**RECORDS FOR THE EXERCISE:**
━━━
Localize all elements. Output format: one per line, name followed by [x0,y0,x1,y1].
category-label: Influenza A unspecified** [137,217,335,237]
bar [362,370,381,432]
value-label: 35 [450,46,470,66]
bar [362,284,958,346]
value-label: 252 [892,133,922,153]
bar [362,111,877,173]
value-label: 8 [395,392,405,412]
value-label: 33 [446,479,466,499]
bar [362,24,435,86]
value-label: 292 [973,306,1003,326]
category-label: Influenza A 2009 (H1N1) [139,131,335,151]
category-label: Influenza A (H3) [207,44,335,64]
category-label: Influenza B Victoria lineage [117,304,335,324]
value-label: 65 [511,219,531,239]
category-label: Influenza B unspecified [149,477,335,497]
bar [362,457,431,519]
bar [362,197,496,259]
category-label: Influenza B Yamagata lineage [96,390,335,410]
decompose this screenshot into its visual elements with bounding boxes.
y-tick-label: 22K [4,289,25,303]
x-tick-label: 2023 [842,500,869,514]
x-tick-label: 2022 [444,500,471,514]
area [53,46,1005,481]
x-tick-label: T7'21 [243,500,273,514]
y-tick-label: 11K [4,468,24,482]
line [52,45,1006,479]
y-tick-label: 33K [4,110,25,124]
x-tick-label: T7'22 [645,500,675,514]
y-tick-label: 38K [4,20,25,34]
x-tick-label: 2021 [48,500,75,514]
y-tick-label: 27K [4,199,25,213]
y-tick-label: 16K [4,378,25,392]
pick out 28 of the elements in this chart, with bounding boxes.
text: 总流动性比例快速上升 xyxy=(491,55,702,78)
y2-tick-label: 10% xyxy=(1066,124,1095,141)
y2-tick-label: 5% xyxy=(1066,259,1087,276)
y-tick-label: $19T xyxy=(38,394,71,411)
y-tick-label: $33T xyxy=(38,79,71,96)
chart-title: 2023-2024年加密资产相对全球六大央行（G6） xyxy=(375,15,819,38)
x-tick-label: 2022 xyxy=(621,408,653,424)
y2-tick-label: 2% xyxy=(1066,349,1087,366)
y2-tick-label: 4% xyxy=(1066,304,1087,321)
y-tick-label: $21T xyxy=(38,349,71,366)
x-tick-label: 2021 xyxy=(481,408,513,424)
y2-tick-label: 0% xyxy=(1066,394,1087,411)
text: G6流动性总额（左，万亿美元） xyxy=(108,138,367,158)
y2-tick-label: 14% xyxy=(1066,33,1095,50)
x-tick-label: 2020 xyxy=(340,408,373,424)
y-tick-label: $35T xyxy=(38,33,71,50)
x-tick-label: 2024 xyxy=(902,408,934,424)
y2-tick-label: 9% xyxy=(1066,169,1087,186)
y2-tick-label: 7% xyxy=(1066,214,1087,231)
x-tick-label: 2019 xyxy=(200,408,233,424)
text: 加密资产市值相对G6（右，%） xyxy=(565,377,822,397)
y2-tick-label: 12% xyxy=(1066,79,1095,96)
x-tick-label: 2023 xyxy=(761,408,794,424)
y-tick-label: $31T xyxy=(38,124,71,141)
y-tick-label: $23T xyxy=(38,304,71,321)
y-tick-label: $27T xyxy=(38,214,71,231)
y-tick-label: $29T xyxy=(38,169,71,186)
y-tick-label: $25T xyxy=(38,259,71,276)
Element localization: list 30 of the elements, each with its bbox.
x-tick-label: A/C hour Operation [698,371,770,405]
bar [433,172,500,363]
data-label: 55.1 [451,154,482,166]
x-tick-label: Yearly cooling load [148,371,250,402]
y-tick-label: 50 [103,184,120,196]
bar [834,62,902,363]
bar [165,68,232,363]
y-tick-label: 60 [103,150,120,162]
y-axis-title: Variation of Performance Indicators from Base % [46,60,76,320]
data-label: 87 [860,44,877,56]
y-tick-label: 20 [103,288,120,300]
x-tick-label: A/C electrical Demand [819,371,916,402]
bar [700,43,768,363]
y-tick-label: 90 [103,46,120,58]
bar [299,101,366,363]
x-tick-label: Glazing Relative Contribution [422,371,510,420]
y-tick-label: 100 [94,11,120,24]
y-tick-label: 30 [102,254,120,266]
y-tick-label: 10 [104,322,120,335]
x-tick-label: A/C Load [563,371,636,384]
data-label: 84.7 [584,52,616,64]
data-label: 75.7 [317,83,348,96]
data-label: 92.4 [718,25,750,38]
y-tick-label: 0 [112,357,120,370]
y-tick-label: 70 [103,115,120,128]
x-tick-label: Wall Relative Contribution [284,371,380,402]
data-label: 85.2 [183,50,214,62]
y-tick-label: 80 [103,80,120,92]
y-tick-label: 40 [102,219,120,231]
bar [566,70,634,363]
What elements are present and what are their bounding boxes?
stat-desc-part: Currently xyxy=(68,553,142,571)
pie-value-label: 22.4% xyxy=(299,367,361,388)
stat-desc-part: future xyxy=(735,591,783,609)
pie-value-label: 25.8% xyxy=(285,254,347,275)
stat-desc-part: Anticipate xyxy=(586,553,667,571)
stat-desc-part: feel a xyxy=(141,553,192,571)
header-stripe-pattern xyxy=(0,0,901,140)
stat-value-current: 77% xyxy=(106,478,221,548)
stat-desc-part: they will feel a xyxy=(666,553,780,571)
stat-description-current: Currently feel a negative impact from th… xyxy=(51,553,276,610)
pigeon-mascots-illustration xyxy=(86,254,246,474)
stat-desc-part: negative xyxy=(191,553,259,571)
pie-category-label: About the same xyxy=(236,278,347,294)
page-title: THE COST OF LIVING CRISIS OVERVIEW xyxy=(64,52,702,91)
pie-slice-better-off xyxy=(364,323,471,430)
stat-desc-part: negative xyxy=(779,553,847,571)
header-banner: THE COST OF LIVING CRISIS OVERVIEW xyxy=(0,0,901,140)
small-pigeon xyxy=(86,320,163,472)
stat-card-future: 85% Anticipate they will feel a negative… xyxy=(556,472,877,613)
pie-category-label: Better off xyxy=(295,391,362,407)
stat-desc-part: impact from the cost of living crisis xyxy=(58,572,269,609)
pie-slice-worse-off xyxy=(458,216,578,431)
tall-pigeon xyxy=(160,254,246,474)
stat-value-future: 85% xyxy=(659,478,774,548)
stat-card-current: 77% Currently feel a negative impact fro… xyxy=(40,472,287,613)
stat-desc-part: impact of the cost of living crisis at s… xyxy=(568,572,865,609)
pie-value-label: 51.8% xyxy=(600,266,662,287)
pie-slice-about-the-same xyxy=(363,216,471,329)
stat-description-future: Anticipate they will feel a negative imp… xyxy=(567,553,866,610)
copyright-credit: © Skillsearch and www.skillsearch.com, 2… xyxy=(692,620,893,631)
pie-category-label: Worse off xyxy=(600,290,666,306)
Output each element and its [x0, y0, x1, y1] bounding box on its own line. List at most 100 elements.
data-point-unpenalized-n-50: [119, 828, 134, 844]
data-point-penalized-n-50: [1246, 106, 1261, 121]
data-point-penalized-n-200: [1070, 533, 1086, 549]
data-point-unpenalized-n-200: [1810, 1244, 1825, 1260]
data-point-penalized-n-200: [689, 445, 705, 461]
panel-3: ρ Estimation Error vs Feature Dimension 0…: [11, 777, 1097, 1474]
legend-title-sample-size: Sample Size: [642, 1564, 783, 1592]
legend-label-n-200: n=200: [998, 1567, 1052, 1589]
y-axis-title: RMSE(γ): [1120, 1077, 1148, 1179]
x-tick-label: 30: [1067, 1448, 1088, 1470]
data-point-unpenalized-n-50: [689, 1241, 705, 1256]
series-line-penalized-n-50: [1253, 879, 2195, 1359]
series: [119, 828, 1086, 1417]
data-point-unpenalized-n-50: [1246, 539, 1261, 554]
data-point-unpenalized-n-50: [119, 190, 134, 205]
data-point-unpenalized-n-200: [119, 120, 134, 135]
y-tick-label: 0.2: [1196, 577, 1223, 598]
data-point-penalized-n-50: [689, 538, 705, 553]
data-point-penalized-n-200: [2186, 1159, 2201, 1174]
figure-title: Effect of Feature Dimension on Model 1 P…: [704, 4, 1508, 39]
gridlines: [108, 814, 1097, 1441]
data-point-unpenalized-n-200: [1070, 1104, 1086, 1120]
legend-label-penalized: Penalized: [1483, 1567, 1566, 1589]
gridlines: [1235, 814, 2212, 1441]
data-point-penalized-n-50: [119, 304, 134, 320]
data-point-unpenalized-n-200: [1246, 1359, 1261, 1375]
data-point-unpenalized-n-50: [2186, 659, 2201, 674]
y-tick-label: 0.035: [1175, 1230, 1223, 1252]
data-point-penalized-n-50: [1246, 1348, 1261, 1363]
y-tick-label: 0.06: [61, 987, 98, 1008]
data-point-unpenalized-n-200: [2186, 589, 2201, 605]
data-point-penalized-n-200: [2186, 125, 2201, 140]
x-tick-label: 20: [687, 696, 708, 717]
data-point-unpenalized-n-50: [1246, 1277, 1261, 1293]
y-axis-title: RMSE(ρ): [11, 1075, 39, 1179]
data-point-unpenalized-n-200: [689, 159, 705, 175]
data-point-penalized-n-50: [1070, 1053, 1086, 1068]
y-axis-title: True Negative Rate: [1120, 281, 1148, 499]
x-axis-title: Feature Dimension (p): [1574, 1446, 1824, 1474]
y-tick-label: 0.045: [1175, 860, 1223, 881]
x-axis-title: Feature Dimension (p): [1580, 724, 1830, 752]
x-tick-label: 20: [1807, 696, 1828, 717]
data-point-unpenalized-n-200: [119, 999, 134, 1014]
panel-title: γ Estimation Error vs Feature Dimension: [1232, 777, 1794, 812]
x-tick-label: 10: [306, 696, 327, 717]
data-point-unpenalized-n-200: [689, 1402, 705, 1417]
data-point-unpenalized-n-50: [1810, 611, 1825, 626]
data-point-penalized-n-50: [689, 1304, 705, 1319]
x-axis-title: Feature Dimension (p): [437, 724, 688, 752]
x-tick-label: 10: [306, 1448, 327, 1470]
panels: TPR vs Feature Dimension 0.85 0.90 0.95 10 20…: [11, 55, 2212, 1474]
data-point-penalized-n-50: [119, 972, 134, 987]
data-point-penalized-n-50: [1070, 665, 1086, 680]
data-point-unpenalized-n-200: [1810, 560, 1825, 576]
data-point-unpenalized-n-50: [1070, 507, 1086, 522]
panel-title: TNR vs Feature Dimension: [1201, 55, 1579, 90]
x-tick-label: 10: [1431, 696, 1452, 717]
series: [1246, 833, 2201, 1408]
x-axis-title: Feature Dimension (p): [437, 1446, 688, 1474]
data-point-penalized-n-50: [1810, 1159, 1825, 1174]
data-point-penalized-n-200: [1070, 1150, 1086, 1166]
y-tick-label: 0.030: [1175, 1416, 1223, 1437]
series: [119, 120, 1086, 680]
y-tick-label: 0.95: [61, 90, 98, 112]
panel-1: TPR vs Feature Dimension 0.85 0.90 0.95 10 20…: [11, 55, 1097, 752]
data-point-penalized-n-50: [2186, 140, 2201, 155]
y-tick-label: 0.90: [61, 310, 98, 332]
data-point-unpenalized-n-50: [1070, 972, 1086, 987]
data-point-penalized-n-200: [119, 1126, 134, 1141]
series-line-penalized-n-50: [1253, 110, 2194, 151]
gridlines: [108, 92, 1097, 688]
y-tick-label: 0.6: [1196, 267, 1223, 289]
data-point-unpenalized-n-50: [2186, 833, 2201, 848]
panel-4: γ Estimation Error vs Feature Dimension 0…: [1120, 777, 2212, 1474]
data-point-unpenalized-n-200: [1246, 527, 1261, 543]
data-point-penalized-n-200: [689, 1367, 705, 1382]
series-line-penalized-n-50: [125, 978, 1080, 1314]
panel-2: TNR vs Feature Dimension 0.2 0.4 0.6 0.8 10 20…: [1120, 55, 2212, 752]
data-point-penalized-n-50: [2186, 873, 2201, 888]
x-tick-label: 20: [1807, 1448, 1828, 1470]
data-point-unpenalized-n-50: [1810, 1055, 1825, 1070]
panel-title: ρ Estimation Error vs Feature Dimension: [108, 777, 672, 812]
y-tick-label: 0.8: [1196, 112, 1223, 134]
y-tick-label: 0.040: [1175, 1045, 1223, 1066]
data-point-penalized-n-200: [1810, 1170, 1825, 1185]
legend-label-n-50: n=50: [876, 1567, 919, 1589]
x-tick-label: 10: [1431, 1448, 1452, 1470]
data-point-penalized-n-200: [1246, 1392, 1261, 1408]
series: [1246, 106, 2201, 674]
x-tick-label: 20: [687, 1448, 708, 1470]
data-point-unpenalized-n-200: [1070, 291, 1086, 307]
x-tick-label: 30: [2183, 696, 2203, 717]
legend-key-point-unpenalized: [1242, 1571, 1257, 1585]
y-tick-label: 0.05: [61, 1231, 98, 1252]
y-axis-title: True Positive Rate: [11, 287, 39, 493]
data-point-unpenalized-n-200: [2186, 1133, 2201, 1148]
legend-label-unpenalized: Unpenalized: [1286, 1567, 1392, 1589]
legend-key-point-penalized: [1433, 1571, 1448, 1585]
━━━
**TO BE DONE:** From the records above, pick out every line that contains the string "they" and copy each of those lines. Case counts.

**RESPONSE TO THIS EXERCISE:**
stat-desc-part: they will feel a xyxy=(666,553,780,571)
stat-card-future: 85% Anticipate they will feel a negative… xyxy=(556,472,877,613)
stat-description-future: Anticipate they will feel a negative imp… xyxy=(567,553,866,610)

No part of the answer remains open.